Task brief: Copy every line that contains the string "CANTU" from the entries below.

Entries:
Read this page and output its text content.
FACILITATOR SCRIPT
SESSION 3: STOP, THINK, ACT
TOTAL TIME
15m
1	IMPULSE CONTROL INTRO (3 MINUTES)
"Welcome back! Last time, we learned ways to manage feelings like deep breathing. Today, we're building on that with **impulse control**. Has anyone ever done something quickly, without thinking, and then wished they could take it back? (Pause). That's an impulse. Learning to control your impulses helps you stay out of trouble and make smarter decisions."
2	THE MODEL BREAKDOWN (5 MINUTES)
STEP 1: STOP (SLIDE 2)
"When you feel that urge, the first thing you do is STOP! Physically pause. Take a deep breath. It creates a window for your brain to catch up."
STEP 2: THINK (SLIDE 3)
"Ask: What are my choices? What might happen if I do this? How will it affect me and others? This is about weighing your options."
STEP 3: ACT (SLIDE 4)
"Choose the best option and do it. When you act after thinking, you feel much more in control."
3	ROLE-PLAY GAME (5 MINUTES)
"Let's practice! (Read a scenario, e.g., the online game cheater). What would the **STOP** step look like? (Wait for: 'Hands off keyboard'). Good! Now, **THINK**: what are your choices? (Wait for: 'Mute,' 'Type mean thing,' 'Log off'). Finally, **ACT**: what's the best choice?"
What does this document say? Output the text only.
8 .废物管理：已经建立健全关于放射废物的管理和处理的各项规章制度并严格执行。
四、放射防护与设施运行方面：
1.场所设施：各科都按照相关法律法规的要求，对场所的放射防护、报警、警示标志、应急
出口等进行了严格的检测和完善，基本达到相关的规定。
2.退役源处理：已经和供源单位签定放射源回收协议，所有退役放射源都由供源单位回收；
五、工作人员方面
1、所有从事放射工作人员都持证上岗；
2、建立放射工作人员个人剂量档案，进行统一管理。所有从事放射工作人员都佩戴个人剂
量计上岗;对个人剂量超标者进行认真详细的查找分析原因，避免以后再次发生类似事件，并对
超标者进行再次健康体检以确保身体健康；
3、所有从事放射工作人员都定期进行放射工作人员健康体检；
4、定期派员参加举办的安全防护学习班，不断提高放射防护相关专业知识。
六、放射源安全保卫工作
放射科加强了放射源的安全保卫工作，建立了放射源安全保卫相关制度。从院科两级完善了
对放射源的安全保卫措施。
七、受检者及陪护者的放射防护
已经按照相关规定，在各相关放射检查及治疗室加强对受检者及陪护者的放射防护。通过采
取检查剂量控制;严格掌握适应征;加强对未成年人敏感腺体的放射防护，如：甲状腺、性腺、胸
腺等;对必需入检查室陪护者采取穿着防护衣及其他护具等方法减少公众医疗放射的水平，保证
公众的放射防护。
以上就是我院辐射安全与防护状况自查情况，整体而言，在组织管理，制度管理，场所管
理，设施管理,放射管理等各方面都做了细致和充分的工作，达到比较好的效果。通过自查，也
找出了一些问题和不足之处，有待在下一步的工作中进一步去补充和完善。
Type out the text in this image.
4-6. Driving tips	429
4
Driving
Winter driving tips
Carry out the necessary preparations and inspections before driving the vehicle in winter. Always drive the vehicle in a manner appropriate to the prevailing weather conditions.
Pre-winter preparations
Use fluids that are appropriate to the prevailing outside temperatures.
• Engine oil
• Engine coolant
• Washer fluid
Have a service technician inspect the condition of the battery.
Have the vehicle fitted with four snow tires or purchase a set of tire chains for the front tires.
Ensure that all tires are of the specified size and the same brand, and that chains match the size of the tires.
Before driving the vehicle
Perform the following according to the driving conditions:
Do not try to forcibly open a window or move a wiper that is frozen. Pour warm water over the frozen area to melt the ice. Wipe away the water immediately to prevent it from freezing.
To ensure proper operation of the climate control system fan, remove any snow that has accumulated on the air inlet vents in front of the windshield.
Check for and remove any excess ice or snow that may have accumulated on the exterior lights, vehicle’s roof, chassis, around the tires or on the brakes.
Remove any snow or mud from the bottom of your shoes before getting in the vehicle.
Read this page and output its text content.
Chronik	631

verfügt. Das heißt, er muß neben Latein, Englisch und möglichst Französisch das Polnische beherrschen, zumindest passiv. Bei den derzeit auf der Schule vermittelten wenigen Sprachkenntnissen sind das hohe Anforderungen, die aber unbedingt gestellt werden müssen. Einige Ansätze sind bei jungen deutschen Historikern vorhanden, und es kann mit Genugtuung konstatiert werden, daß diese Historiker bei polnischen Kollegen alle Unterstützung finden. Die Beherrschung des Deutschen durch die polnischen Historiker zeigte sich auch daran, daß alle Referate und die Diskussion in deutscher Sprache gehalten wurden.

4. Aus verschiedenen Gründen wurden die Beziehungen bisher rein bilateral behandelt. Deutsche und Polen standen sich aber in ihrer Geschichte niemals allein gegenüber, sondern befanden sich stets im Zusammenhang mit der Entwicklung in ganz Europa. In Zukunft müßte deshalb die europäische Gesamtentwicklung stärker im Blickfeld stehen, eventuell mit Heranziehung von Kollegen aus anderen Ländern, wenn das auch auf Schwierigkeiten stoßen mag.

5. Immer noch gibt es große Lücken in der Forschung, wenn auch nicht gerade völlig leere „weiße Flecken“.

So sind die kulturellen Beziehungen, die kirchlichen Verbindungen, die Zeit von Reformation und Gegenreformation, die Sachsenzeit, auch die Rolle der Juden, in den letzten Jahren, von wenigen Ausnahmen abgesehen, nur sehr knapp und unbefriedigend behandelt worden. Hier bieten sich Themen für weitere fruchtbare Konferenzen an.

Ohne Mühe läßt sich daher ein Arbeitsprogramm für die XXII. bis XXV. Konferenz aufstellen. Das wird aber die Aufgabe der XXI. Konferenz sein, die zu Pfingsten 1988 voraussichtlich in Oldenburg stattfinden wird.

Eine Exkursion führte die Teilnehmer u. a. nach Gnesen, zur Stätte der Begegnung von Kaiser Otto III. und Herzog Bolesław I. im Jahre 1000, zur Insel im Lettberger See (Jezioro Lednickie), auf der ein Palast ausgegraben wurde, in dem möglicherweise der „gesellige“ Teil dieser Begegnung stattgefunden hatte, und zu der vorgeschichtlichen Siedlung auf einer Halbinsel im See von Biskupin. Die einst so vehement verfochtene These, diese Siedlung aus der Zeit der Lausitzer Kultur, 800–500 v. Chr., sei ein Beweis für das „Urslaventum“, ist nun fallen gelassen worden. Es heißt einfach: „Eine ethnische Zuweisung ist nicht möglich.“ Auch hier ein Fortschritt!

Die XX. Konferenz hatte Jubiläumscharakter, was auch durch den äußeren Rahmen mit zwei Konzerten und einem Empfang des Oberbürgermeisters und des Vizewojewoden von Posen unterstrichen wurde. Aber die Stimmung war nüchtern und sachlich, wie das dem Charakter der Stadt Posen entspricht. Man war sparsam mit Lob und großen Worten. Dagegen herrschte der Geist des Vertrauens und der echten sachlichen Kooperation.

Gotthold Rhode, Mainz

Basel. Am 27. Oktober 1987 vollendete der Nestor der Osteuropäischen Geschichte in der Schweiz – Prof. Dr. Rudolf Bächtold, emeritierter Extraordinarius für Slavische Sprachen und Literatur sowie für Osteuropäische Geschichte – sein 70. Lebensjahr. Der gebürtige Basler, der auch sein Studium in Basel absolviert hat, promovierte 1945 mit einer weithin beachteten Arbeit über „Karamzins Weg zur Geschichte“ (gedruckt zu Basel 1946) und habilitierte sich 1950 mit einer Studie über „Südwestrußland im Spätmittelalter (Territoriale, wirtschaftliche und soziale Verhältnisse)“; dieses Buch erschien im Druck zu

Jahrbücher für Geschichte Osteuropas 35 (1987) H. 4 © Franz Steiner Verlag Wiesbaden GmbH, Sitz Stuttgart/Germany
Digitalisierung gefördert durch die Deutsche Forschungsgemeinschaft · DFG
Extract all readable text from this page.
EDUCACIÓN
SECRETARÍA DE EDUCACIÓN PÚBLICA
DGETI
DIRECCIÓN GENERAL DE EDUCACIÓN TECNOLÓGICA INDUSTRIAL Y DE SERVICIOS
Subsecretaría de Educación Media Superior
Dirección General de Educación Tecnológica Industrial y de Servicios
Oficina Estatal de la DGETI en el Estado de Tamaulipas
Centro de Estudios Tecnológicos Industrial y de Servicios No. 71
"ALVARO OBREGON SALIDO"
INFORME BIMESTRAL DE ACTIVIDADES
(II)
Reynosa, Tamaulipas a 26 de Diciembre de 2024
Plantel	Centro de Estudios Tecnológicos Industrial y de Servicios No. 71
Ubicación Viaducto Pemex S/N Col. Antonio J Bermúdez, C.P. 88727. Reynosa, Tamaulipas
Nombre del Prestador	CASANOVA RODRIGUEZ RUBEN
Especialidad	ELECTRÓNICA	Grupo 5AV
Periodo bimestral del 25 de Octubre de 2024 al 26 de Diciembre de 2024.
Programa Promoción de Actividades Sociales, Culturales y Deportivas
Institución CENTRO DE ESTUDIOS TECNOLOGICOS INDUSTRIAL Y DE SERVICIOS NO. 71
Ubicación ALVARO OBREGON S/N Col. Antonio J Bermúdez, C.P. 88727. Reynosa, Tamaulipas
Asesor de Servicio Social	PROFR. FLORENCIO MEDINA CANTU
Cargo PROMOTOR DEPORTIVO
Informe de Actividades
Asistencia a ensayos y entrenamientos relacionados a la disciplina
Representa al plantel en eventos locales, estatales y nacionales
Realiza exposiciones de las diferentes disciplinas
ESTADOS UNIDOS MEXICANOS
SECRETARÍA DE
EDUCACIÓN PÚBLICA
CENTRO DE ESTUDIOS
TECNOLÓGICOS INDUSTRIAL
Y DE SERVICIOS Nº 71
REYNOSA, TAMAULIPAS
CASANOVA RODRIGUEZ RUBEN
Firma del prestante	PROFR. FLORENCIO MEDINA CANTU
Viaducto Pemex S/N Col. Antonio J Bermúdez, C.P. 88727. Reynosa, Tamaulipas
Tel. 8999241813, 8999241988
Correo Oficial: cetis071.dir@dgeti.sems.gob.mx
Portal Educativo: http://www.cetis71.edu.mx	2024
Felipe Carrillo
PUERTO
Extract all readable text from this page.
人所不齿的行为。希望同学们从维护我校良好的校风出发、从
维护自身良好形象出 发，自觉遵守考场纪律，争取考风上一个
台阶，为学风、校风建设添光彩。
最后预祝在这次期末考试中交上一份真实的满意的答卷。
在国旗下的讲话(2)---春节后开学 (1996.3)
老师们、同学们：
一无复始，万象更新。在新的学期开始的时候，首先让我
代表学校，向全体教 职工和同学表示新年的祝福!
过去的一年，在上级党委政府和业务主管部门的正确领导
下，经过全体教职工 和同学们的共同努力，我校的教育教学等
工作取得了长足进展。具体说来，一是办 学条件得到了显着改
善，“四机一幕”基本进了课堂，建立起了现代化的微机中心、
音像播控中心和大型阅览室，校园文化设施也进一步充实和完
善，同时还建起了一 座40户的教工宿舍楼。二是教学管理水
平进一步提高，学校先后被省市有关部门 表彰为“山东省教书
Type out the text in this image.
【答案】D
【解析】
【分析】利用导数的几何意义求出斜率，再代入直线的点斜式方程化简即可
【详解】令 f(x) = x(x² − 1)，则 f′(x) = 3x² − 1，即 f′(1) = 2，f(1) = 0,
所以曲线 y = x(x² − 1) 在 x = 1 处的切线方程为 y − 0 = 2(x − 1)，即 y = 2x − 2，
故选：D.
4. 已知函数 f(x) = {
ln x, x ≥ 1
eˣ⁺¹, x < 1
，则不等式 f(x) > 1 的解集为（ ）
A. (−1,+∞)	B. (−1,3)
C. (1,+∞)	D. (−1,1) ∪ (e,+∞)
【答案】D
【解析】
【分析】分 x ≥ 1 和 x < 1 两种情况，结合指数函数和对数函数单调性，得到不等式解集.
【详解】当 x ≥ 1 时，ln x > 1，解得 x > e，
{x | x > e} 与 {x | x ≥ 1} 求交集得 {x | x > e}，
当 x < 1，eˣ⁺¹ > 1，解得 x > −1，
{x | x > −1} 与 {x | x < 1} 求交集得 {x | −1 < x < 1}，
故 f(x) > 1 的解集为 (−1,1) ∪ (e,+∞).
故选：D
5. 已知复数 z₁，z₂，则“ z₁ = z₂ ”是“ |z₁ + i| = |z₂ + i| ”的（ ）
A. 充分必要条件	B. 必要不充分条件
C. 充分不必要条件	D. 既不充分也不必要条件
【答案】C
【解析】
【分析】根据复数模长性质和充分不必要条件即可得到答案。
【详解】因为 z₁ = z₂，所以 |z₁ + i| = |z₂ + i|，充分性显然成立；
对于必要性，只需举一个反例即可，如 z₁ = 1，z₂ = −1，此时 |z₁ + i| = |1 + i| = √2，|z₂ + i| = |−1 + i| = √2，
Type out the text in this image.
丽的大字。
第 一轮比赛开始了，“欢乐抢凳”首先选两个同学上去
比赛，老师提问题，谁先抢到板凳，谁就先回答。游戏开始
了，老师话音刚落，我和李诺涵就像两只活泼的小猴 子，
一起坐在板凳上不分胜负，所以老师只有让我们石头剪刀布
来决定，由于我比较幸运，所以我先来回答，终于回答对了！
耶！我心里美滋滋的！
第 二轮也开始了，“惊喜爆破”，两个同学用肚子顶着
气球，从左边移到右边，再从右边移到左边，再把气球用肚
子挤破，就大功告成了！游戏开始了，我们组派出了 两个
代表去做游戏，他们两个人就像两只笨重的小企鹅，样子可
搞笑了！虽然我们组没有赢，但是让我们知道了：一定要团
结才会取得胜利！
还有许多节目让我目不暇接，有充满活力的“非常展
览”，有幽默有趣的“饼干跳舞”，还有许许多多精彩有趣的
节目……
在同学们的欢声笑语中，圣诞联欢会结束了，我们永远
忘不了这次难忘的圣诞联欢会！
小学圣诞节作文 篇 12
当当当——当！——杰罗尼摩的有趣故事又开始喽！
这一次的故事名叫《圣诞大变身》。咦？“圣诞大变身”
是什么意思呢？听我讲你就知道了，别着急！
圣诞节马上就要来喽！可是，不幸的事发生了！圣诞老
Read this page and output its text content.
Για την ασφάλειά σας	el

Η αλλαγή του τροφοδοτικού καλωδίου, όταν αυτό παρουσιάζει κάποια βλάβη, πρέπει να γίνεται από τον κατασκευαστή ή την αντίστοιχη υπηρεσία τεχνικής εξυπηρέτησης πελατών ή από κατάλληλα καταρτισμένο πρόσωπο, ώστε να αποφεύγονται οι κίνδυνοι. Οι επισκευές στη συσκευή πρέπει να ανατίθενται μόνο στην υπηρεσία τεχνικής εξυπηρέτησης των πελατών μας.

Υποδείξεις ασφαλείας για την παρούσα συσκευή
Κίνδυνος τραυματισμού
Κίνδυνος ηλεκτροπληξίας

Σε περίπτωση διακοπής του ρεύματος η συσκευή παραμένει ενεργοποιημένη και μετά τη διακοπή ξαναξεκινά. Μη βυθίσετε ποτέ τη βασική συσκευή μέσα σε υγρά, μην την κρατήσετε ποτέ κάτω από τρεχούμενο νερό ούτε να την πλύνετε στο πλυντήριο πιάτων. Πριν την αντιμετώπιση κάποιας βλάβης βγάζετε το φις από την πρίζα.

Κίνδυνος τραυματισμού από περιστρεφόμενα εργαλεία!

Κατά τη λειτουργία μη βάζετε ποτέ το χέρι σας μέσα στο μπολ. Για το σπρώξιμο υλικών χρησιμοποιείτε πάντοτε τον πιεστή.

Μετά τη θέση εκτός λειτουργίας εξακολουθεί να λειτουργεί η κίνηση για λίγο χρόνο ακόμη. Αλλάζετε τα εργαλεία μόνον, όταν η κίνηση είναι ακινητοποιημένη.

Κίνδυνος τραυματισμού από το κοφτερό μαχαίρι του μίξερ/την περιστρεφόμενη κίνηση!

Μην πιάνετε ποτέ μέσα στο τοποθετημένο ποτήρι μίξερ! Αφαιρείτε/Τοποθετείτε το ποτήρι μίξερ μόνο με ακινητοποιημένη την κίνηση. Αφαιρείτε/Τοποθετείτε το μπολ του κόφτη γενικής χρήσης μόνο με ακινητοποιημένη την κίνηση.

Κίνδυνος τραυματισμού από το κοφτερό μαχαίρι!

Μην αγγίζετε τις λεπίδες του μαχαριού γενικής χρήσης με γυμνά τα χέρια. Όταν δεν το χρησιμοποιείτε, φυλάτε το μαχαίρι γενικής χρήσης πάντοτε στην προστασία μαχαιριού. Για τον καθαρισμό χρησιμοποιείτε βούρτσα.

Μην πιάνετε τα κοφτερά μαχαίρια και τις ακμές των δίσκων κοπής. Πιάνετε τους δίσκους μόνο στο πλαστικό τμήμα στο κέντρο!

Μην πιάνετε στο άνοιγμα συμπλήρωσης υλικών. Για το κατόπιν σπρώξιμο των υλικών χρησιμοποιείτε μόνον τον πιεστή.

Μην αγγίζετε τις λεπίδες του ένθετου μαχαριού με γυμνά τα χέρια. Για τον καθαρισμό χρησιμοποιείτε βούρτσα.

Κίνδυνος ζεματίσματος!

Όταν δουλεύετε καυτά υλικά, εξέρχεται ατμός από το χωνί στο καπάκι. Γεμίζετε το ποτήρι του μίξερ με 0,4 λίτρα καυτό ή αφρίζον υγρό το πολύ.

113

Result of the exercise:
Asesor de Servicio Social	PROFR. FLORENCIO MEDINA CANTU
Firma del prestante	PROFR. FLORENCIO MEDINA CANTU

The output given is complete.